-- RAW RECORDS start --

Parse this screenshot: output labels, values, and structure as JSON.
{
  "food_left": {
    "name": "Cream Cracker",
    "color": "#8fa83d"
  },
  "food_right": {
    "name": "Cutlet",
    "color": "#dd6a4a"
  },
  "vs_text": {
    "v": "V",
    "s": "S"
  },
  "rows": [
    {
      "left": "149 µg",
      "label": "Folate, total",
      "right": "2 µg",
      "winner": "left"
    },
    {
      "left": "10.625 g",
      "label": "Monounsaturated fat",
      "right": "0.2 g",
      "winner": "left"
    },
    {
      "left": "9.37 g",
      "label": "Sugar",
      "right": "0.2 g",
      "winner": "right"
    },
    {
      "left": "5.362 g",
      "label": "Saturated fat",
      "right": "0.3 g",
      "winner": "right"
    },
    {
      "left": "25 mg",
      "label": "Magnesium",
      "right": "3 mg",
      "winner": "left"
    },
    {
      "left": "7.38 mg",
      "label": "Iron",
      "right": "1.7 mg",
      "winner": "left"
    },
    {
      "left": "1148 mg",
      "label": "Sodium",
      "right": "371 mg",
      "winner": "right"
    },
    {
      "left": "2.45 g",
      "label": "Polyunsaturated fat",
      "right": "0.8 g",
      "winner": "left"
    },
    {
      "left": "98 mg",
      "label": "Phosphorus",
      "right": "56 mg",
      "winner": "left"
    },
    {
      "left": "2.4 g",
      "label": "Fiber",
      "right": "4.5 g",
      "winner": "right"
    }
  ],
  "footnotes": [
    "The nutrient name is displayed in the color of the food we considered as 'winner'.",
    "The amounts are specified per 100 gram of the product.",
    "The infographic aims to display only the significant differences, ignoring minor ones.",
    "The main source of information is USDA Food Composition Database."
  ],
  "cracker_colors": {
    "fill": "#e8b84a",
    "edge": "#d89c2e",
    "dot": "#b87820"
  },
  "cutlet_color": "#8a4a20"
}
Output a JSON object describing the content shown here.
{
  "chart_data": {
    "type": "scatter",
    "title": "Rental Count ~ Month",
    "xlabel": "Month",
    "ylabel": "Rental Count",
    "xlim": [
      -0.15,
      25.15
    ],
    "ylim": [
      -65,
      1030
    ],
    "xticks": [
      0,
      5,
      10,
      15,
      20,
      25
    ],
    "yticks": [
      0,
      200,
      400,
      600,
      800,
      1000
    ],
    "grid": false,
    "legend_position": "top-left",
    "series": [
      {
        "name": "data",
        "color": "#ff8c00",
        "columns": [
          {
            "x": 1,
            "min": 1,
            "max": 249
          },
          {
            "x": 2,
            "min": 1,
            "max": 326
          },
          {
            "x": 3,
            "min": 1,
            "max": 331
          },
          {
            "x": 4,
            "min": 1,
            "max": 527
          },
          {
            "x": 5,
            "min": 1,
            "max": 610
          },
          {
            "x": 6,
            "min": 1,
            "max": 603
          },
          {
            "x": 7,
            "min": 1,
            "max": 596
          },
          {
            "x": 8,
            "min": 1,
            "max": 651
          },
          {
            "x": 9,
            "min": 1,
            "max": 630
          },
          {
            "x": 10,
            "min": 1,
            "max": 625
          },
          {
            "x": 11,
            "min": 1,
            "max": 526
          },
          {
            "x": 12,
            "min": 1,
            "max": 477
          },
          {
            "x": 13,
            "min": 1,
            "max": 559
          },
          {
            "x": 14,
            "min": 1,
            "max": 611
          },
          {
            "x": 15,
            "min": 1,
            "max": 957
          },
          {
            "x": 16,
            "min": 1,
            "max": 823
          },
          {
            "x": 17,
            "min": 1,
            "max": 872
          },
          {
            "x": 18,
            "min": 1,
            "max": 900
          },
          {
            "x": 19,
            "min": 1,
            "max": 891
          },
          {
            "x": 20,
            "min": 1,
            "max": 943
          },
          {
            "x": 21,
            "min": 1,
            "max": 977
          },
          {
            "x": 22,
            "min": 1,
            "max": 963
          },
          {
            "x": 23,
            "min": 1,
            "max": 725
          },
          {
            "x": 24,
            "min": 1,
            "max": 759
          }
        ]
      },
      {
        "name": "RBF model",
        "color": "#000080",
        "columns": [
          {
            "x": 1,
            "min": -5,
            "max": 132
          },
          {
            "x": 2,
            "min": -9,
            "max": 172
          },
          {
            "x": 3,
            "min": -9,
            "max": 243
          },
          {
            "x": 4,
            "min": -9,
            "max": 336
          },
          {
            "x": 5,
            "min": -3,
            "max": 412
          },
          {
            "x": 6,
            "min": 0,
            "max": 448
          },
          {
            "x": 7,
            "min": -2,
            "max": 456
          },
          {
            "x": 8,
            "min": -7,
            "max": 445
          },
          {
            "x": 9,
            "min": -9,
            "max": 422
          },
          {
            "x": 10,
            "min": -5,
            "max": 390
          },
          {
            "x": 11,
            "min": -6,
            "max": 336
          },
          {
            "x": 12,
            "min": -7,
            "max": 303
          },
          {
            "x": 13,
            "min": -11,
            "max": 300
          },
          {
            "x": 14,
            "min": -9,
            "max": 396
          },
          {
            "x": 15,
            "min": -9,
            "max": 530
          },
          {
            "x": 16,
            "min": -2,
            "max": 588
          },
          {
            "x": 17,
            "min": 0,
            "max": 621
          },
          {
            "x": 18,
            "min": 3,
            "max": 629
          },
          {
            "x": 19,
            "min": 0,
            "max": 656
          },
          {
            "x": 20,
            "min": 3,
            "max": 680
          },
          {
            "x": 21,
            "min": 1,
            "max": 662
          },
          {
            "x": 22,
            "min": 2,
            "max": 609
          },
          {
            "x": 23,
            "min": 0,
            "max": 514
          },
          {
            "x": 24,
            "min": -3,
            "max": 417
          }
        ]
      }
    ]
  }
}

-- RAW RECORDS end --
-- RAW RECORDS start --

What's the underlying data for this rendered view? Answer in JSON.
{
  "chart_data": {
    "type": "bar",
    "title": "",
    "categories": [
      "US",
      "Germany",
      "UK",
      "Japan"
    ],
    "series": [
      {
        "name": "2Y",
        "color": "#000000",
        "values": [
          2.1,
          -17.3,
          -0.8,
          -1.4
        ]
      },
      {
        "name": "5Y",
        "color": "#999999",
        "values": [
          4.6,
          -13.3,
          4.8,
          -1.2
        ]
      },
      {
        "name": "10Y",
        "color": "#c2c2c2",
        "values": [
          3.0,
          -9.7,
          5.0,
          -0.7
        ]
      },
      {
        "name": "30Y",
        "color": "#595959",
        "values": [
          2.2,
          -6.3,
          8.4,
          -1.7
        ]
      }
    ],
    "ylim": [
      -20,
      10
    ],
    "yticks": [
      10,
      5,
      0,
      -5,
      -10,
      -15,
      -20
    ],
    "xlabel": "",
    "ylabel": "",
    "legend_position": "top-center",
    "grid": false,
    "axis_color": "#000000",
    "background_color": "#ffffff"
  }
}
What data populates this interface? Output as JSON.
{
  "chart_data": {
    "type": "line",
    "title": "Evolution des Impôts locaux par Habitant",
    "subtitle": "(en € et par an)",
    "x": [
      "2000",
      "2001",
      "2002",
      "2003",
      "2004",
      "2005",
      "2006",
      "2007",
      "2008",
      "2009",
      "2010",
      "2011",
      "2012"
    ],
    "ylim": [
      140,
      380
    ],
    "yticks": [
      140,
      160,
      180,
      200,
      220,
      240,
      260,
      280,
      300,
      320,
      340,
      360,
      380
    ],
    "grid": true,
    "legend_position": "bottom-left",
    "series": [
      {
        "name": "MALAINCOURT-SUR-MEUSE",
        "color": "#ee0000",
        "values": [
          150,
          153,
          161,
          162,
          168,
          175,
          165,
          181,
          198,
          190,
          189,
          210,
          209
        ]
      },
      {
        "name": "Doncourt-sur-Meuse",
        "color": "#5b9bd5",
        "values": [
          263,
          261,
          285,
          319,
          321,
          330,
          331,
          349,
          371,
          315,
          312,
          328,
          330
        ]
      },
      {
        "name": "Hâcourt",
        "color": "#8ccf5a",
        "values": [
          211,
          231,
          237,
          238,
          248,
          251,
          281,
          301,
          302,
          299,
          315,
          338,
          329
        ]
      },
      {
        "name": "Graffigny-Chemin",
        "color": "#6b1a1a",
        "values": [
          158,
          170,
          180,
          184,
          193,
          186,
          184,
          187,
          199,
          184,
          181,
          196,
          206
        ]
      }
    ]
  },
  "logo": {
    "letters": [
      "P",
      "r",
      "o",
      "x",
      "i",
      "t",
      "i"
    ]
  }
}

-- RAW RECORDS end --

Collect every line above that contains the word "JSON".

- [SOLUTION TO THIS PROBLEM]
Parse this screenshot: output labels, values, and structure as JSON.
Output a JSON object describing the content shown here.
What's the underlying data for this rendered view? Answer in JSON.
What data populates this interface? Output as JSON.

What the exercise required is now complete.